What you need to do:
Without omitting anything, retype the data that follows.
------
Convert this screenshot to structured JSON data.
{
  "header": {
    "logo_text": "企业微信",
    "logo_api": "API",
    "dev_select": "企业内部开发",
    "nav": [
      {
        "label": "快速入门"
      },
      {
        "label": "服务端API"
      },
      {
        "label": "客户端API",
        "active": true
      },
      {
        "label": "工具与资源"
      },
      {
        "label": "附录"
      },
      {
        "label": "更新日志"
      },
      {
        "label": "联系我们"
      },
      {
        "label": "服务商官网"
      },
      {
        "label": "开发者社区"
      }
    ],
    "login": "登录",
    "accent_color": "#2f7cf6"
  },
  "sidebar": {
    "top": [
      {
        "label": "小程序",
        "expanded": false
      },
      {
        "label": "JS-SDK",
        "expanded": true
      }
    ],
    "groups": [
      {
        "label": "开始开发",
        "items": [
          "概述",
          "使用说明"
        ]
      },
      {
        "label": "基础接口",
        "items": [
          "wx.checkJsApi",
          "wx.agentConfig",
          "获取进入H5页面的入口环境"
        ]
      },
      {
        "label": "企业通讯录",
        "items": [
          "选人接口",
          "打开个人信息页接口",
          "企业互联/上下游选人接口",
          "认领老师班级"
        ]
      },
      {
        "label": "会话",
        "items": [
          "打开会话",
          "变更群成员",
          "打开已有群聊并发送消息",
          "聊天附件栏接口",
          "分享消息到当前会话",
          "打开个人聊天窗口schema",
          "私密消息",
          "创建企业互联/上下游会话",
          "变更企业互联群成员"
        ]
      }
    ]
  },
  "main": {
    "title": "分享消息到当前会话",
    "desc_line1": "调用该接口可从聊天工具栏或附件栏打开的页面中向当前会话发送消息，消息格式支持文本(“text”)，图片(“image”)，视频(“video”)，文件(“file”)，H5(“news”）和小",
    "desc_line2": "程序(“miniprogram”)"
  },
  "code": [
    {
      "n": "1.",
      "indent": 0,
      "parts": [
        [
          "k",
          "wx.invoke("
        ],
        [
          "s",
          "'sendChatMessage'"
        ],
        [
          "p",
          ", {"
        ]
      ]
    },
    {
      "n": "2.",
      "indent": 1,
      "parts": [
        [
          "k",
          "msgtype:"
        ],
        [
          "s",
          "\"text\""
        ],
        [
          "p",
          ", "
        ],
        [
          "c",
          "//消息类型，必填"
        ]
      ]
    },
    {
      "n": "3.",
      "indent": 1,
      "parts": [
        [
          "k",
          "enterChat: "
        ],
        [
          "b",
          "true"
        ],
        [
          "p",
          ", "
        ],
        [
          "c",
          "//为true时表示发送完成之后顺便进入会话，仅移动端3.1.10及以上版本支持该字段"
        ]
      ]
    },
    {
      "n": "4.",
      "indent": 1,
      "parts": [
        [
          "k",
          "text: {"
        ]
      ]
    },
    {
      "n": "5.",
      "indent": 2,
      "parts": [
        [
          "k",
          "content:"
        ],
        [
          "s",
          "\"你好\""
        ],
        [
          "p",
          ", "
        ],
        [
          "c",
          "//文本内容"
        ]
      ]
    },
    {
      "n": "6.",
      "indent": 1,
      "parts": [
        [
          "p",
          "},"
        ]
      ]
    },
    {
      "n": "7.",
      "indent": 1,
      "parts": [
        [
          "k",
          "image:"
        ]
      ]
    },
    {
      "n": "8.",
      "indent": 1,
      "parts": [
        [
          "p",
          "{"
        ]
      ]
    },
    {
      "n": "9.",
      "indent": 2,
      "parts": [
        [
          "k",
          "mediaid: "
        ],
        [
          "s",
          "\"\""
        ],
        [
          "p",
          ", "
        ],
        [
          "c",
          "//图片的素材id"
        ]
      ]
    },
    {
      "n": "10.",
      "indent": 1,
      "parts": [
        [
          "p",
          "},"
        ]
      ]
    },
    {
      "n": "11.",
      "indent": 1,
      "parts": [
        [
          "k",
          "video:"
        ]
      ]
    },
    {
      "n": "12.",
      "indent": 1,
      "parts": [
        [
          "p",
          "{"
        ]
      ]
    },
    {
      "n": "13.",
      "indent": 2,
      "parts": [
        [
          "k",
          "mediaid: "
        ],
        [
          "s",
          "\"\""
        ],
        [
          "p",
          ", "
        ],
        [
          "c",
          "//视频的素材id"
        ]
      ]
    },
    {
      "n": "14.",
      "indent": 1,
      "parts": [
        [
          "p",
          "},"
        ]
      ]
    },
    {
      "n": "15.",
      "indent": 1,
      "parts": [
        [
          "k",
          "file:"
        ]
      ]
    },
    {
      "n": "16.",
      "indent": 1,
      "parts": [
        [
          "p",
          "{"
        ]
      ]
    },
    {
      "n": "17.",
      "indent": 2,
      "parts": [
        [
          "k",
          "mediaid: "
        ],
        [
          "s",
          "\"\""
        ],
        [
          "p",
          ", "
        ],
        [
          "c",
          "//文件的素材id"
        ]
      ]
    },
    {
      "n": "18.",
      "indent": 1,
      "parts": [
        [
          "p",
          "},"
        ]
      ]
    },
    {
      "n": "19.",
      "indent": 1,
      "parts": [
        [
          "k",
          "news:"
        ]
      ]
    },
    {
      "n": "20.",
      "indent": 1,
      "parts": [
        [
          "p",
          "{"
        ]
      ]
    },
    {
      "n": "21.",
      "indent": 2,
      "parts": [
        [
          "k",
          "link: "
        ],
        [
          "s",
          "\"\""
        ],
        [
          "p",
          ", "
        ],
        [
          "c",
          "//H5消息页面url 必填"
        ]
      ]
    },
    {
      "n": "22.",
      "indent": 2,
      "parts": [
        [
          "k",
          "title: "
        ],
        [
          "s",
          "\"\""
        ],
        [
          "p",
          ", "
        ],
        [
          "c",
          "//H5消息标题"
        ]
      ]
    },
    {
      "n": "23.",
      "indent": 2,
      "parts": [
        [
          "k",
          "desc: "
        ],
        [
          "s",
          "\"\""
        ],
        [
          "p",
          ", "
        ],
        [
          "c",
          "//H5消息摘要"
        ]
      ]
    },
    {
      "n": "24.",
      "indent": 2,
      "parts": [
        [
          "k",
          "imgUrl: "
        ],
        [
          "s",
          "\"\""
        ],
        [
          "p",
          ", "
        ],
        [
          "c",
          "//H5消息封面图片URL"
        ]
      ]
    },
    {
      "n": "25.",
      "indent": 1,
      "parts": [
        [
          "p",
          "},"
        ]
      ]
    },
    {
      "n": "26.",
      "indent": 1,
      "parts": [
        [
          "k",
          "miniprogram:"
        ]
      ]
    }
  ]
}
------
Expected output:
Convert this screenshot to structured JSON data.
{
  "header": {
    "logo_text": "企业微信",
    "logo_api": "API",
    "dev_select": "企业内部开发",
    "nav": [
      {
        "label": "快速入门"
      },
      {
        "label": "服务端API"
      },
      {
        "label": "客户端API",
        "active": true
      },
      {
        "label": "工具与资源"
      },
      {
        "label": "附录"
      },
      {
        "label": "更新日志"
      },
      {
        "label": "联系我们"
      },
      {
        "label": "服务商官网"
      },
      {
        "label": "开发者社区"
      }
    ],
    "login": "登录",
    "accent_color": "#2f7cf6"
  },
  "sidebar": {
    "top": [
      {
        "label": "小程序",
        "expanded": false
      },
      {
        "label": "JS-SDK",
        "expanded": true
      }
    ],
    "groups": [
      {
        "label": "开始开发",
        "items": [
          "概述",
          "使用说明"
        ]
      },
      {
        "label": "基础接口",
        "items": [
          "wx.checkJsApi",
          "wx.agentConfig",
          "获取进入H5页面的入口环境"
        ]
      },
      {
        "label": "企业通讯录",
        "items": [
          "选人接口",
          "打开个人信息页接口",
          "企业互联/上下游选人接口",
          "认领老师班级"
        ]
      },
      {
        "label": "会话",
        "items": [
          "打开会话",
          "变更群成员",
          "打开已有群聊并发送消息",
          "聊天附件栏接口",
          "分享消息到当前会话",
          "打开个人聊天窗口schema",
          "私密消息",
          "创建企业互联/上下游会话",
          "变更企业互联群成员"
        ]
      }
    ]
  },
  "main": {
    "title": "分享消息到当前会话",
    "desc_line1": "调用该接口可从聊天工具栏或附件栏打开的页面中向当前会话发送消息，消息格式支持文本(“text”)，图片(“image”)，视频(“video”)，文件(“file”)，H5(“news”）和小",
    "desc_line2": "程序(“miniprogram”)"
  },
  "code": [
    {
      "n": "1.",
      "indent": 0,
      "parts": [
        [
          "k",
          "wx.invoke("
        ],
        [
          "s",
          "'sendChatMessage'"
        ],
        [
          "p",
          ", {"
        ]
      ]
    },
    {
      "n": "2.",
      "indent": 1,
      "parts": [
        [
          "k",
          "msgtype:"
        ],
        [
          "s",
          "\"text\""
        ],
        [
          "p",
          ", "
        ],
        [
          "c",
          "//消息类型，必填"
        ]
      ]
    },
    {
      "n": "3.",
      "indent": 1,
      "parts": [
        [
          "k",
          "enterChat: "
        ],
        [
          "b",
          "true"
        ],
        [
          "p",
          ", "
        ],
        [
          "c",
          "//为true时表示发送完成之后顺便进入会话，仅移动端3.1.10及以上版本支持该字段"
        ]
      ]
    },
    {
      "n": "4.",
      "indent": 1,
      "parts": [
        [
          "k",
          "text: {"
        ]
      ]
    },
    {
      "n": "5.",
      "indent": 2,
      "parts": [
        [
          "k",
          "content:"
        ],
        [
          "s",
          "\"你好\""
        ],
        [
          "p",
          ", "
        ],
        [
          "c",
          "//文本内容"
        ]
      ]
    },
    {
      "n": "6.",
      "indent": 1,
      "parts": [
        [
          "p",
          "},"
        ]
      ]
    },
    {
      "n": "7.",
      "indent": 1,
      "parts": [
        [
          "k",
          "image:"
        ]
      ]
    },
    {
      "n": "8.",
      "indent": 1,
      "parts": [
        [
          "p",
          "{"
        ]
      ]
    },
    {
      "n": "9.",
      "indent": 2,
      "parts": [
        [
          "k",
          "mediaid: "
        ],
        [
          "s",
          "\"\""
        ],
        [
          "p",
          ", "
        ],
        [
          "c",
          "//图片的素材id"
        ]
      ]
    },
    {
      "n": "10.",
      "indent": 1,
      "parts": [
        [
          "p",
          "},"
        ]
      ]
    },
    {
      "n": "11.",
      "indent": 1,
      "parts": [
        [
          "k",
          "video:"
        ]
      ]
    },
    {
      "n": "12.",
      "indent": 1,
      "parts": [
        [
          "p",
          "{"
        ]
      ]
    },
    {
      "n": "13.",
      "indent": 2,
      "parts": [
        [
          "k",
          "mediaid: "
        ],
        [
          "s",
          "\"\""
        ],
        [
          "p",
          ", "
        ],
        [
          "c",
          "//视频的素材id"
        ]
      ]
    },
    {
      "n": "14.",
      "indent": 1,
      "parts": [
        [
          "p",
          "},"
        ]
      ]
    },
    {
      "n": "15.",
      "indent": 1,
      "parts": [
        [
          "k",
          "file:"
        ]
      ]
    },
    {
      "n": "16.",
      "indent": 1,
      "parts": [
        [
          "p",
          "{"
        ]
      ]
    },
    {
      "n": "17.",
      "indent": 2,
      "parts": [
        [
          "k",
          "mediaid: "
        ],
        [
          "s",
          "\"\""
        ],
        [
          "p",
          ", "
        ],
        [
          "c",
          "//文件的素材id"
        ]
      ]
    },
    {
      "n": "18.",
      "indent": 1,
      "parts": [
        [
          "p",
          "},"
        ]
      ]
    },
    {
      "n": "19.",
      "indent": 1,
      "parts": [
        [
          "k",
          "news:"
        ]
      ]
    },
    {
      "n": "20.",
      "indent": 1,
      "parts": [
        [
          "p",
          "{"
        ]
      ]
    },
    {
      "n": "21.",
      "indent": 2,
      "parts": [
        [
          "k",
          "link: "
        ],
        [
          "s",
          "\"\""
        ],
        [
          "p",
          ", "
        ],
        [
          "c",
          "//H5消息页面url 必填"
        ]
      ]
    },
    {
      "n": "22.",
      "indent": 2,
      "parts": [
        [
          "k",
          "title: "
        ],
        [
          "s",
          "\"\""
        ],
        [
          "p",
          ", "
        ],
        [
          "c",
          "//H5消息标题"
        ]
      ]
    },
    {
      "n": "23.",
      "indent": 2,
      "parts": [
        [
          "k",
          "desc: "
        ],
        [
          "s",
          "\"\""
        ],
        [
          "p",
          ", "
        ],
        [
          "c",
          "//H5消息摘要"
        ]
      ]
    },
    {
      "n": "24.",
      "indent": 2,
      "parts": [
        [
          "k",
          "imgUrl: "
        ],
        [
          "s",
          "\"\""
        ],
        [
          "p",
          ", "
        ],
        [
          "c",
          "//H5消息封面图片URL"
        ]
      ]
    },
    {
      "n": "25.",
      "indent": 1,
      "parts": [
        [
          "p",
          "},"
        ]
      ]
    },
    {
      "n": "26.",
      "indent": 1,
      "parts": [
        [
          "k",
          "miniprogram:"
        ]
      ]
    }
  ]
}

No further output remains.